→ **Source extract**:
-- START --

Firs Junior School (1974-81):
General Stuff…
I am writing this article 48 years on from my time teaching at Firs and I have to admit that apart from the memories which will be stored about working in the school in further articles on this blog, my own life experienced upheavals at that time too. During that spell my first car was destroyed, I was married and moved to a newly built house in Glascote, Tamworth for two years and then returned to Birmingham to reside in Hodge Hill, close to the Bromford schools my three kids would eventually attend.
I think when Firs’ headteacher Trevor Rees visited me at Audley, he was desperate for someone to take over the boys’ PE and sports post which had become vacant. He called me for interview very quickly and I was duly offered the post with no opposition from any other candidates. It was a Scale 2 post at that time…
Rees had likely heard about my two cricket teams’ exploits at Audley and also how much effort I had put into helping the younger lads with their football skills. But who knows?
HEADTEACHER REES IS SEATED, CENTRE & I'M FAR RIGHT, STANDING. LONG HAIR, TOO... |
Looking back now, it was clear that once again teachers were left to themselves to put together learning plans for their pupils but it could be quite haphazard. I know that a good deal of the teaching I did at Firs was based on communication with the children, talking about what they and I had been doing and trying to make maths and written learning as enjoyable as possible.
Geography…
One Monday morning the kids asked me where I had seen a football match over the weekend and it had actually been at quite a distance from Birmingham. I tried to explain where the town was but the children were unable to understand the geography. However, I had sent for the local newspaper from the place I had travelled to, simply to read ‘the other view’ of the match I had witnessed, which was always totally different to the reports in the local Birmingham newspapers.
I took the newspaper into school a couple of days later and cut out the newspaper’s name from the front page. I had placed a large, sugar-paper map of the UK on a classroom wall and with Birmingham and London already marked, I stapled the newspaper heading to the approximate position on the map it had been sent from.

-- END --

→ **Prompt**:
In the Firs Junior School memoir, what scale was the boys' PE and sports post that the writer was offered? The lines that follow play no part in this.

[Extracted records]
-- START --

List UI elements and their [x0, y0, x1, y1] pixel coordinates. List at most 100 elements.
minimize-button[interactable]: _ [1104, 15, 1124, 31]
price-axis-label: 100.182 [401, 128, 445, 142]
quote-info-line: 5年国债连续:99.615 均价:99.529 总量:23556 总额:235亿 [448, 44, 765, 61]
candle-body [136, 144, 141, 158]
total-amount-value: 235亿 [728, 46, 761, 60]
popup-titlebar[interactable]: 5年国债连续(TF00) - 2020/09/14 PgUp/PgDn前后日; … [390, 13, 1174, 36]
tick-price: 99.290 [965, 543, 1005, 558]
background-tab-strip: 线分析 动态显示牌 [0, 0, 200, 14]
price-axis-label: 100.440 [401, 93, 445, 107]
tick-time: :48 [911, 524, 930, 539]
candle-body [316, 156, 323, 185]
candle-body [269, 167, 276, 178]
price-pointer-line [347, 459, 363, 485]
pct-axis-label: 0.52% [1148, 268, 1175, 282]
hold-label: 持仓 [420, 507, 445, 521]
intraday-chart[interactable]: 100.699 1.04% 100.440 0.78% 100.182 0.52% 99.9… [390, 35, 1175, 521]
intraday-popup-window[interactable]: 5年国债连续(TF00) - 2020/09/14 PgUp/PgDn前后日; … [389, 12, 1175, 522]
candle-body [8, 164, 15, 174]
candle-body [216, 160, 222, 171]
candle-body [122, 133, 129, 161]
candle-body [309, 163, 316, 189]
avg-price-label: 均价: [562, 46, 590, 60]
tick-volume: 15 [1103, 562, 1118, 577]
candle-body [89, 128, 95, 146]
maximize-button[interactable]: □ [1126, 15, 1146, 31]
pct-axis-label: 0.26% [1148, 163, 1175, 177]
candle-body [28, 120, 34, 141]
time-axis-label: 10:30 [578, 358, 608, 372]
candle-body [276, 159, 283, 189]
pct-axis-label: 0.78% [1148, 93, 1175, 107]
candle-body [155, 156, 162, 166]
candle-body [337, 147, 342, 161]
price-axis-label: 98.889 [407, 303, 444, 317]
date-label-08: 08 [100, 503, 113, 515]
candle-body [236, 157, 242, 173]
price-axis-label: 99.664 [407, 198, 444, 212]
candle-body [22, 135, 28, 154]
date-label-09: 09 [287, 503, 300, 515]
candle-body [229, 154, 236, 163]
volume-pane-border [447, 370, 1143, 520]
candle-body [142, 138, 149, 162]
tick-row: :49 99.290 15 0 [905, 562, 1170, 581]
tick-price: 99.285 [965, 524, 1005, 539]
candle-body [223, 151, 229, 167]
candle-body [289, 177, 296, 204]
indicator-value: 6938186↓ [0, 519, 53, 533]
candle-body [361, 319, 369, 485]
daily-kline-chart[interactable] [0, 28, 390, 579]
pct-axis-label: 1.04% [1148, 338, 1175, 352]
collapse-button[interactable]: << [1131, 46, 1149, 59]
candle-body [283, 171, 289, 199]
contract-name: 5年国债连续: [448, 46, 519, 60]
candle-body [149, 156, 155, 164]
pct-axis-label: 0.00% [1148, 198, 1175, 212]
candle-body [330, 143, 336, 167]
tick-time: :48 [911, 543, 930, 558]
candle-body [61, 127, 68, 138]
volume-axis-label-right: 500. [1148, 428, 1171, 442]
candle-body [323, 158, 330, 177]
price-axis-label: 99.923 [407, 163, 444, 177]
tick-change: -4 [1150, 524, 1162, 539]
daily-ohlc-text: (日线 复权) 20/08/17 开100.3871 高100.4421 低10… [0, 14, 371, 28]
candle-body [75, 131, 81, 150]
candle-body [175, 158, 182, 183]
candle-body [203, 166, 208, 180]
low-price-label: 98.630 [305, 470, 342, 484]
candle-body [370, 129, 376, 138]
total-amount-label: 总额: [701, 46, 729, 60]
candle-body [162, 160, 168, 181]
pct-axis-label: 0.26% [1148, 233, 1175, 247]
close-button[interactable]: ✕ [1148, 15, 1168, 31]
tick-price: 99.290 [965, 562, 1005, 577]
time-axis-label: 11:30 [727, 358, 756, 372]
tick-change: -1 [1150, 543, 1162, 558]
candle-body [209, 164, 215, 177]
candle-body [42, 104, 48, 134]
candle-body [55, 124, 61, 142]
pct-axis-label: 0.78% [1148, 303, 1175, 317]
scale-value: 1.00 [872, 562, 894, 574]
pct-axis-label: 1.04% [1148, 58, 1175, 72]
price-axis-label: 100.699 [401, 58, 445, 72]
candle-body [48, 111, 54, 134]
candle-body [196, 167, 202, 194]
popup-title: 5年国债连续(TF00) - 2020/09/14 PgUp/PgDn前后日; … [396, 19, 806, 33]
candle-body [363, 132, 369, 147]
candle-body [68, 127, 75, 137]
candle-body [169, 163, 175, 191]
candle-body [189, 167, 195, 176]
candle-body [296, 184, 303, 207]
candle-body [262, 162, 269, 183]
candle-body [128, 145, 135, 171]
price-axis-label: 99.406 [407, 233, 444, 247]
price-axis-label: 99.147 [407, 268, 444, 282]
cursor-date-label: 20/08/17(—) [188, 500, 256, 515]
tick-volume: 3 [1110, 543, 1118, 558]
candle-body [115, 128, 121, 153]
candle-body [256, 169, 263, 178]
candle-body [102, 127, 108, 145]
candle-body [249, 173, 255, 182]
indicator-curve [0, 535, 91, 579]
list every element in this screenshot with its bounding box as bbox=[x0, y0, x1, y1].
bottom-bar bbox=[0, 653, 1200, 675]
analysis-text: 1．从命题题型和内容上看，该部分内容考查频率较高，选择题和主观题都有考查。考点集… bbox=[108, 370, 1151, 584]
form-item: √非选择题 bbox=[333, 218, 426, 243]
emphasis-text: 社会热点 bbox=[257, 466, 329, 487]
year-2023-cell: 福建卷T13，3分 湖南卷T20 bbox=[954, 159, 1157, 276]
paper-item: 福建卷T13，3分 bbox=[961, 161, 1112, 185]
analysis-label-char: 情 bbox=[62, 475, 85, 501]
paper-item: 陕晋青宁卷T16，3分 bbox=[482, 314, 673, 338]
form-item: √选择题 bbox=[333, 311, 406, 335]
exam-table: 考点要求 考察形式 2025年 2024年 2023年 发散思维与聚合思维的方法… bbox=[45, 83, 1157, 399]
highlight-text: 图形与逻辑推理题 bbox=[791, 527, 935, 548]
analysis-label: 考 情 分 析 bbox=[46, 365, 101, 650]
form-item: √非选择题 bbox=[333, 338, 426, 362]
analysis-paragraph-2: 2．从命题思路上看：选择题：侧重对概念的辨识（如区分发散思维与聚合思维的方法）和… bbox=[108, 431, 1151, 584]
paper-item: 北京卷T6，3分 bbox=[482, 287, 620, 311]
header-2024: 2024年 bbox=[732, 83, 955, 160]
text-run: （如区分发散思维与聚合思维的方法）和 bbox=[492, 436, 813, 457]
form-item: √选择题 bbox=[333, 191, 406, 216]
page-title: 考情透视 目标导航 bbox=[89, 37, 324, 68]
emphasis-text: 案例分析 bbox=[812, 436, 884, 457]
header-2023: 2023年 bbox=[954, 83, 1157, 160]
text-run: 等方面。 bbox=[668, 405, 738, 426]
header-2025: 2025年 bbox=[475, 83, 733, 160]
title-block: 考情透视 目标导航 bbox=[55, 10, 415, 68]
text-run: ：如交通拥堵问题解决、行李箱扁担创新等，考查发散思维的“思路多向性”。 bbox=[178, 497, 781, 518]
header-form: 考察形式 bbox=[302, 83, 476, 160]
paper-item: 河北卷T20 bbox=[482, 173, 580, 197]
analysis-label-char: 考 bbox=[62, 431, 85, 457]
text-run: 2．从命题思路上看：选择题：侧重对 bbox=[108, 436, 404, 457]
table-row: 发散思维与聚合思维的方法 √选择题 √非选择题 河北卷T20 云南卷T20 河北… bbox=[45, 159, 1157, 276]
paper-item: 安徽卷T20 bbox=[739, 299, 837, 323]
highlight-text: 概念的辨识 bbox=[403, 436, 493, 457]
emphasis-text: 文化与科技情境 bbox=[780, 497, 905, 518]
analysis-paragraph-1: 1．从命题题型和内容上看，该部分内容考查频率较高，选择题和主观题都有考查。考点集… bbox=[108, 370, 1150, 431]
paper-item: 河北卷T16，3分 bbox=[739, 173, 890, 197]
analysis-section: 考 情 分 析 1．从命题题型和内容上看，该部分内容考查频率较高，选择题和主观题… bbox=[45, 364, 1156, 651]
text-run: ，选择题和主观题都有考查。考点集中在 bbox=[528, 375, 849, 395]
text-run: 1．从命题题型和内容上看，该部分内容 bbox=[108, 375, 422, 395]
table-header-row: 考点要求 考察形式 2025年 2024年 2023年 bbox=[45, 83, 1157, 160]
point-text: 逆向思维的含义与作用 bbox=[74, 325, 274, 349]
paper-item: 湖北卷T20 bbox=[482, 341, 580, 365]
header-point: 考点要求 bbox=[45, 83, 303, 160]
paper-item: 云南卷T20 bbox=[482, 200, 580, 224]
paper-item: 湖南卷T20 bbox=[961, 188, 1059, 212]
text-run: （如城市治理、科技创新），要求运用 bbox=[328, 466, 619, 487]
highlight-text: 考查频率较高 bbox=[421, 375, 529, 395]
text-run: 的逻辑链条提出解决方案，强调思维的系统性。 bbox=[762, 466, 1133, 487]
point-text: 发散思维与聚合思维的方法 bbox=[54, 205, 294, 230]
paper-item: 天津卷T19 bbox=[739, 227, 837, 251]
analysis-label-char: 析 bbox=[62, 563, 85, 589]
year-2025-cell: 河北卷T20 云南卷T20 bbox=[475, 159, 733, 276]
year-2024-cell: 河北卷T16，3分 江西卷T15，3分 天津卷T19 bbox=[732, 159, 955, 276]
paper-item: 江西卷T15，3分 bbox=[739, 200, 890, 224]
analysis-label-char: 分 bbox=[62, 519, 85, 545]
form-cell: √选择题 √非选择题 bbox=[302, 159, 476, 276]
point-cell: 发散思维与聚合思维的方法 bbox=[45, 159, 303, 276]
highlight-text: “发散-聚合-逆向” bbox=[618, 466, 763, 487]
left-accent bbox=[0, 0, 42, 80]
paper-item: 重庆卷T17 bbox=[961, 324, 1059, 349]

-- END --

→ **Completed task**:
It was a Scale 2 post.